Passage to read:
By way of context, Sondrel is one of only a handful of firms capable of supplying the higher-spec chips required, others are in Asia but are considered vulnerable to Chinese interference.
Excellent summary
In similar situations MEN has done x 4 (i have now sold) and REDX x 2 ( I hold)
I believe SND can easily get to 10p-15p particularly now that CRUX asset mgmt are now out and the resulting bounce back was evident to be starting on Friday
For first time in 2 weeks there was buy limits in place into the close
Thankyou Smart Money
I agree and sorry its fallen so much for previous holders
What REDX, C4XD SND etc had I common was the fact that
1) they were needing £10mln+ per annum of funding
2) had BOD and /or II holding majority of shares which left private investors at the bottom of the heap
3) funding on this scale (last 5yrs) with no sign of profits/breakeven was unlikely yo be indefinite
But I agree, the SND story is far from over
With regards to the delisting proposal, I absolutely get it. AIM is not only expensive (£500,000 per year to maintain a listing), it’s completely broken and closed. And the lack of UK institutional investor interest in tech stocks makes delisting an even more compelling proposal given that Sondrel could quite easily IPO on the NASDAQ market at 20x its current market cap, and have access to a broader universe of investors and, accordingly, a larger quantum of future funding to execute their strategy.
And the flight of good quality, UK tech (inclusive of biotechs) stocks to the private sector (unlisted) and, eventually, to Wall Street, is equally astonishing. However, rumours surfacing last week in the City indicated urgent regulatory modifications being fast-tracked by the UK financial watchdog to stem the exodus and enhance the country’s appeal for business and investment. So it’s worth watching this space.

Prompt: Could you rewrite the paragraph in the Sondrel posts that begins "With regards to the delisting proposal" as a short bulleted list that keeps its main facts?

Data provided:
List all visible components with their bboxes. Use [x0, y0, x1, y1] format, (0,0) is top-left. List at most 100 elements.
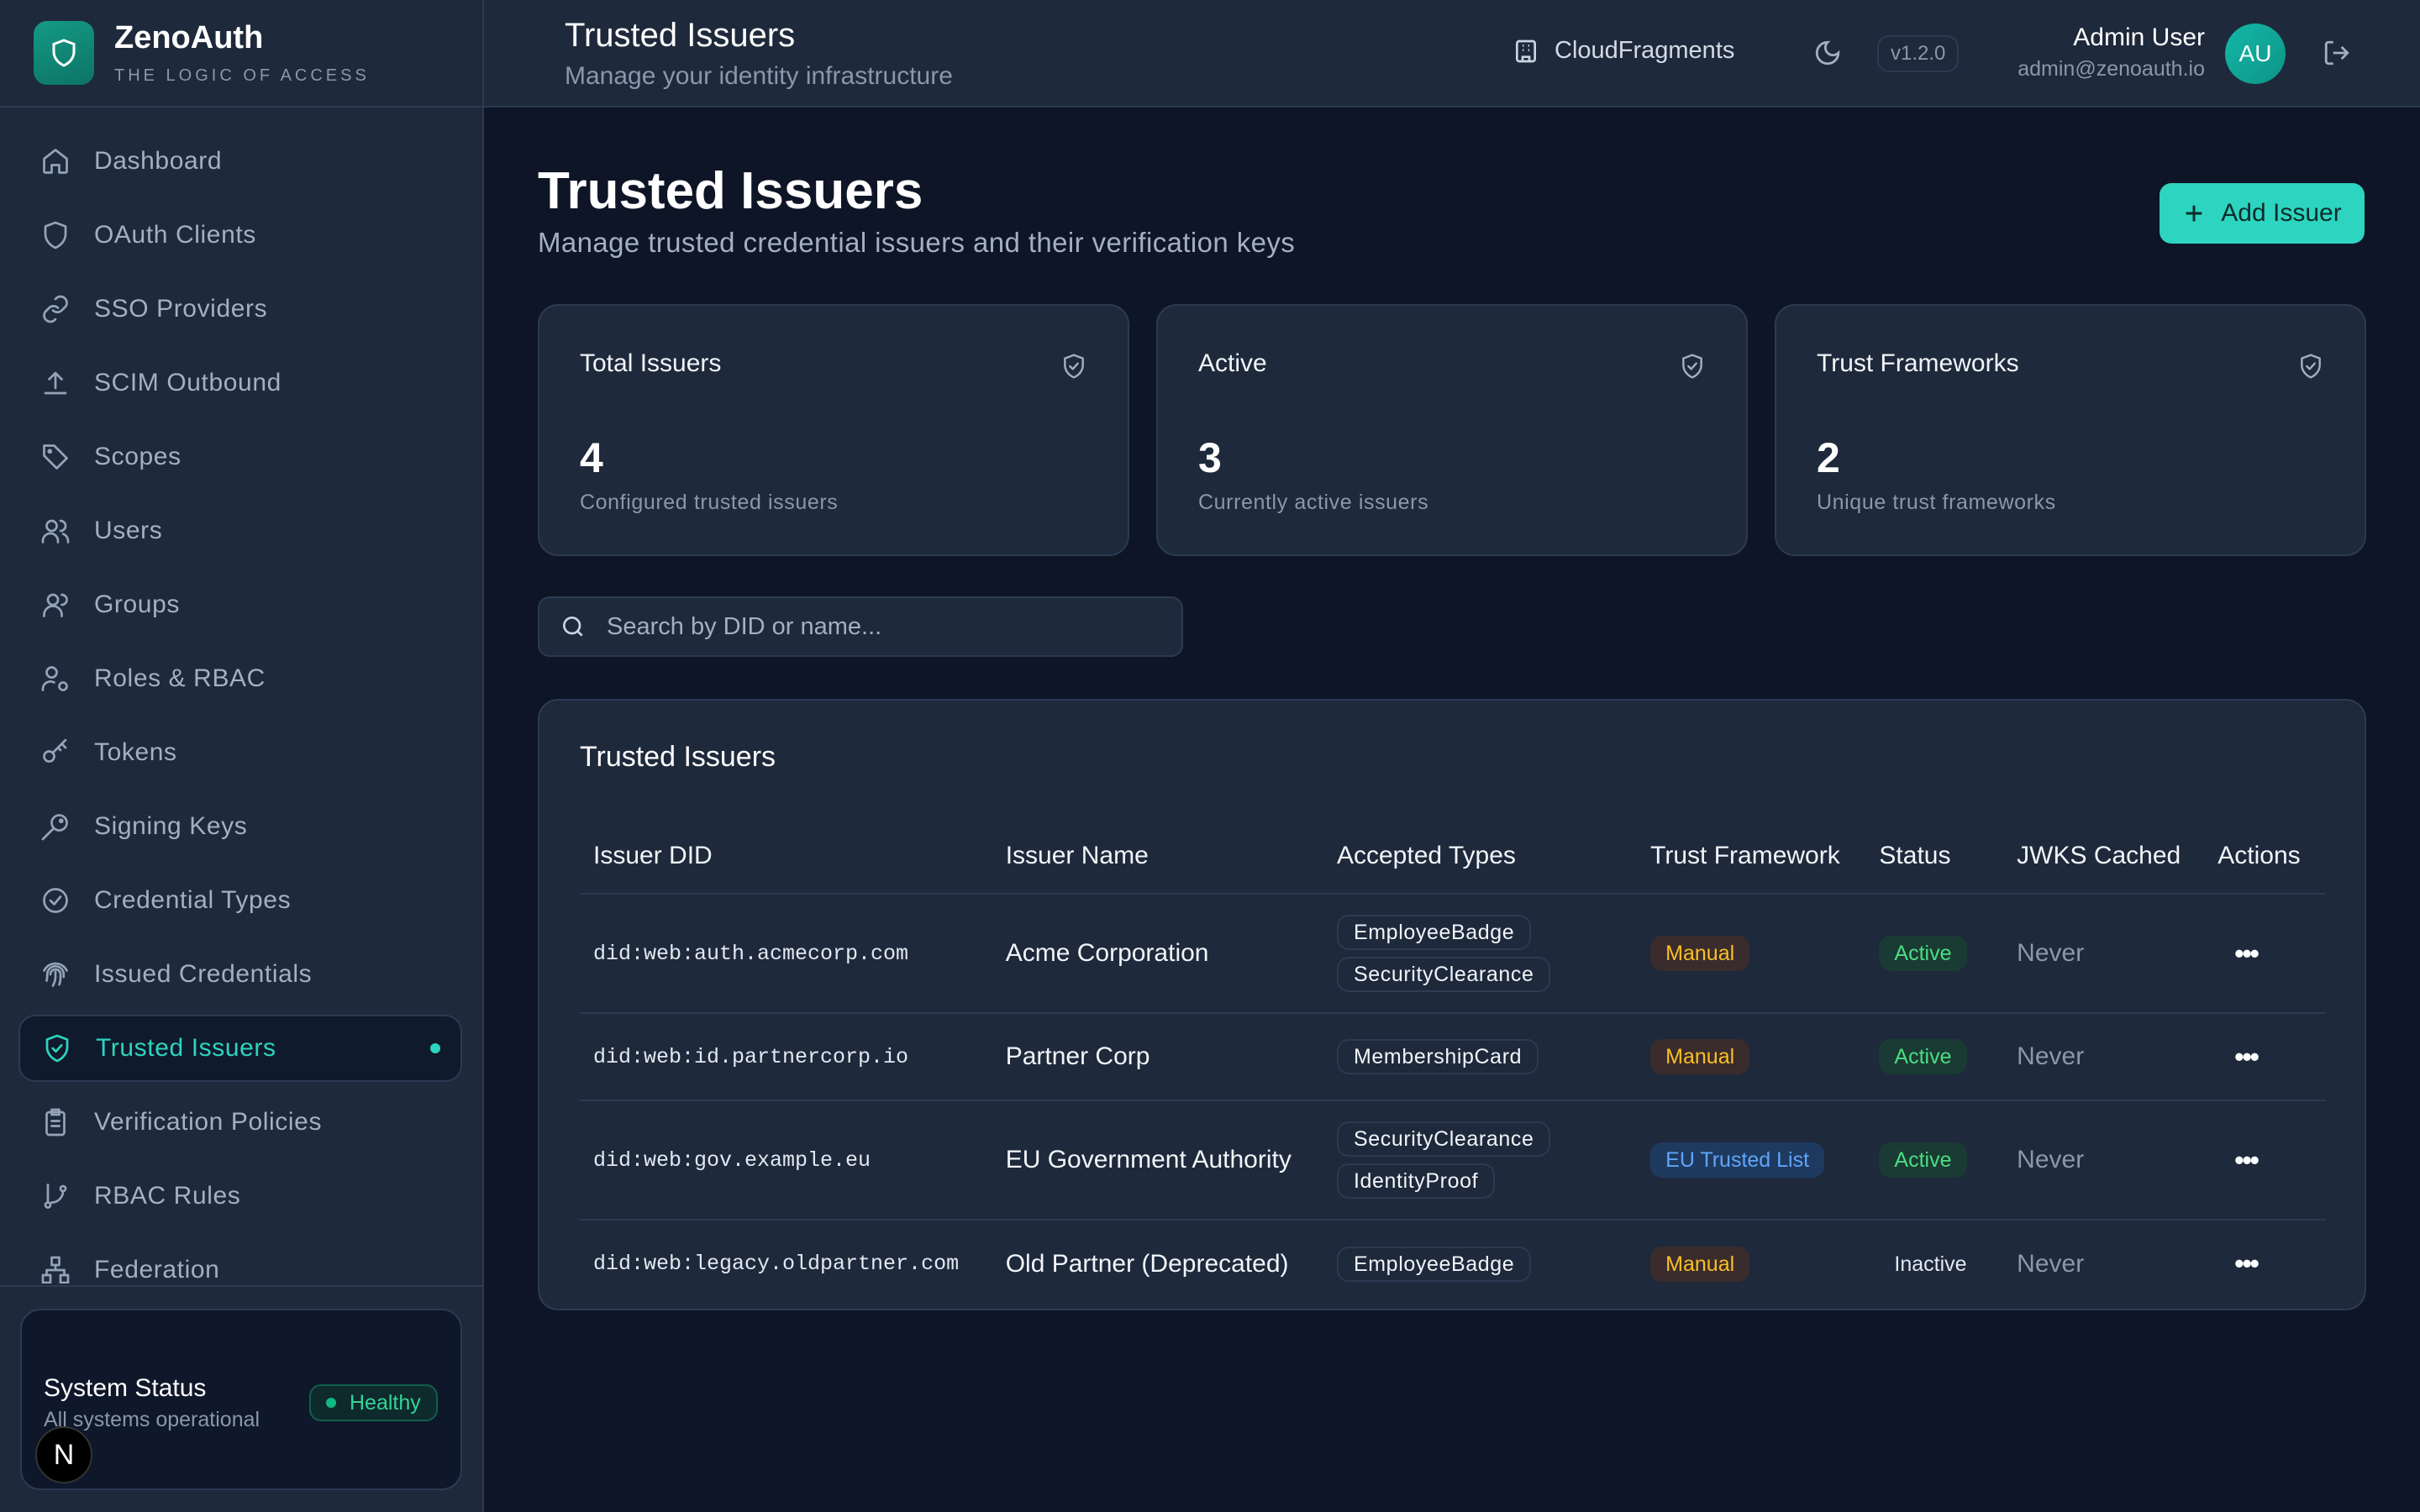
sidebar-item-sso-providers[interactable]: SSO Providers — [18, 276, 462, 343]
sidebar-item-groups[interactable]: Groups — [18, 571, 462, 638]
stat-card: Active3Currently active issuers — [1156, 304, 1748, 556]
sidebar-item-label: Scopes — [94, 443, 182, 471]
sidebar-item-issued-credentials[interactable]: Issued Credentials — [18, 941, 462, 1008]
add-issuer-button[interactable]: Add Issuer — [2160, 183, 2365, 244]
stats-cards: Total Issuers4Configured trusted issuers… — [538, 304, 2366, 556]
topbar-title: Trusted Issuers — [565, 17, 795, 55]
sidebar-item-label: Issued Credentials — [94, 960, 312, 989]
avatar[interactable]: AU — [2225, 24, 2286, 84]
sidebar-item-scopes[interactable]: Scopes — [18, 423, 462, 491]
trust-framework-cell: Manual — [1637, 1220, 1865, 1307]
trust-framework-badge: EU Trusted List — [1650, 1142, 1824, 1178]
sidebar-item-label: Users — [94, 517, 162, 545]
logout-icon[interactable] — [2323, 39, 2351, 67]
sidebar-item-users[interactable]: Users — [18, 497, 462, 564]
trust-framework-badge: Manual — [1650, 1039, 1749, 1074]
sidebar-item-trusted-issuers[interactable]: Trusted Issuers — [18, 1015, 462, 1082]
credential-type-pill: EmployeeBadge — [1337, 1247, 1531, 1282]
jwks-cached: Never — [2003, 1220, 2204, 1307]
more-actions-icon[interactable]: ••• — [2217, 1248, 2258, 1278]
stat-caption: Unique trust frameworks — [1817, 491, 2056, 515]
column-header: Trust Framework — [1637, 818, 1865, 894]
more-actions-icon[interactable]: ••• — [2217, 938, 2258, 969]
more-actions-icon[interactable]: ••• — [2217, 1042, 2258, 1072]
column-header: Actions — [2204, 818, 2326, 894]
shield-check-icon — [42, 1033, 72, 1063]
accepted-types: SecurityClearanceIdentityProof — [1323, 1100, 1637, 1220]
link-icon — [40, 294, 71, 324]
stat-value: 2 — [1817, 433, 1840, 482]
table-row[interactable]: did:web:id.partnercorp.io Partner Corp M… — [580, 1013, 2326, 1100]
sidebar-item-dashboard[interactable]: Dashboard — [18, 128, 462, 195]
shield-check-icon — [1679, 353, 1706, 380]
sidebar-item-label: Roles & RBAC — [94, 664, 266, 693]
table-row[interactable]: did:web:legacy.oldpartner.com Old Partne… — [580, 1220, 2326, 1307]
git-branch-icon — [40, 1181, 71, 1211]
trust-framework-cell: Manual — [1637, 1013, 1865, 1100]
more-actions-icon[interactable]: ••• — [2217, 1145, 2258, 1175]
shield-logo-icon — [34, 21, 94, 85]
search-box[interactable] — [538, 596, 1183, 657]
sidebar-item-tokens[interactable]: Tokens — [18, 719, 462, 786]
actions-cell: ••• — [2204, 1100, 2326, 1220]
shield-icon — [40, 220, 71, 250]
actions-cell: ••• — [2204, 1013, 2326, 1100]
sidebar-item-verification-policies[interactable]: Verification Policies — [18, 1089, 462, 1156]
column-header: JWKS Cached — [2003, 818, 2204, 894]
sidebar-item-rbac-rules[interactable]: RBAC Rules — [18, 1163, 462, 1230]
status-cell: Inactive — [1865, 1220, 2003, 1307]
home-icon — [40, 146, 71, 176]
system-status-card: System Status All systems operational He… — [20, 1309, 462, 1490]
nextjs-dev-badge[interactable]: N — [35, 1426, 92, 1483]
moon-icon[interactable] — [1813, 39, 1842, 67]
trust-framework-badge: Manual — [1650, 1247, 1749, 1282]
shield-check-icon — [2297, 353, 2324, 380]
add-issuer-label: Add Issuer — [2221, 199, 2341, 228]
sidebar-item-oauth-clients[interactable]: OAuth Clients — [18, 202, 462, 269]
brand-name: ZenoAuth — [114, 20, 370, 56]
column-header: Status — [1865, 818, 2003, 894]
jwks-cached: Never — [2003, 1100, 2204, 1220]
upload-icon — [40, 368, 71, 398]
sidebar-item-roles-rbac[interactable]: Roles & RBAC — [18, 645, 462, 712]
status-badge: Active — [1879, 1039, 1966, 1074]
sidebar-item-signing-keys[interactable]: Signing Keys — [18, 793, 462, 860]
status-badge: Active — [1879, 1142, 1966, 1178]
column-header: Accepted Types — [1323, 818, 1637, 894]
sidebar-item-federation[interactable]: Federation — [18, 1236, 462, 1284]
sidebar-item-label: Trusted Issuers — [96, 1034, 276, 1063]
table-row[interactable]: did:web:auth.acmecorp.com Acme Corporati… — [580, 894, 2326, 1013]
stat-value: 4 — [580, 433, 603, 482]
search-icon — [560, 613, 587, 640]
column-header: Issuer Name — [992, 818, 1323, 894]
system-status-title: System Status — [44, 1374, 206, 1403]
status-cell: Active — [1865, 1100, 2003, 1220]
user-email: admin@zenoauth.io — [2018, 57, 2205, 81]
table-row[interactable]: did:web:gov.example.eu EU Government Aut… — [580, 1100, 2326, 1220]
group-icon — [40, 590, 71, 620]
badge-check-icon — [40, 885, 71, 916]
status-badge: Inactive — [1879, 1247, 1981, 1282]
topbar-subtitle: Manage your identity infrastructure — [565, 62, 953, 91]
issuer-did: did:web:id.partnercorp.io — [580, 1013, 992, 1100]
issuer-name: Old Partner (Deprecated) — [992, 1220, 1323, 1307]
shield-check-icon — [1060, 353, 1087, 380]
actions-cell: ••• — [2204, 1220, 2326, 1307]
stat-card: Total Issuers4Configured trusted issuers — [538, 304, 1129, 556]
sidebar-item-credential-types[interactable]: Credential Types — [18, 867, 462, 934]
organization-switcher[interactable]: CloudFragments — [1512, 37, 1734, 65]
search-input[interactable] — [603, 612, 1158, 643]
key-icon — [40, 738, 71, 768]
healthy-badge: Healthy — [309, 1384, 438, 1421]
active-indicator-dot — [430, 1043, 440, 1053]
sidebar-item-label: Tokens — [94, 738, 177, 767]
key-round-icon — [40, 811, 71, 842]
accepted-types: MembershipCard — [1323, 1013, 1637, 1100]
stat-caption: Configured trusted issuers — [580, 491, 838, 515]
column-header: Issuer DID — [580, 818, 992, 894]
stat-title: Trust Frameworks — [1817, 349, 2019, 378]
brand[interactable]: ZenoAuthTHE LOGIC OF ACCESS — [0, 0, 482, 108]
organization-name: CloudFragments — [1555, 37, 1734, 65]
sidebar-item-scim-outbound[interactable]: SCIM Outbound — [18, 349, 462, 417]
trust-framework-badge: Manual — [1650, 936, 1749, 971]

Answer below:
- The writer fully understands the delisting proposal.
- AIM is expensive, costing £500,000 per year to maintain a listing, and is broken and closed.
- UK institutional investors show little interest in tech stocks, which makes delisting even more compelling.
- Sondrel could quite easily IPO on the NASDAQ at 20x its current market cap.
- That would give it access to a broader range of investors and more future funding to carry out its strategy.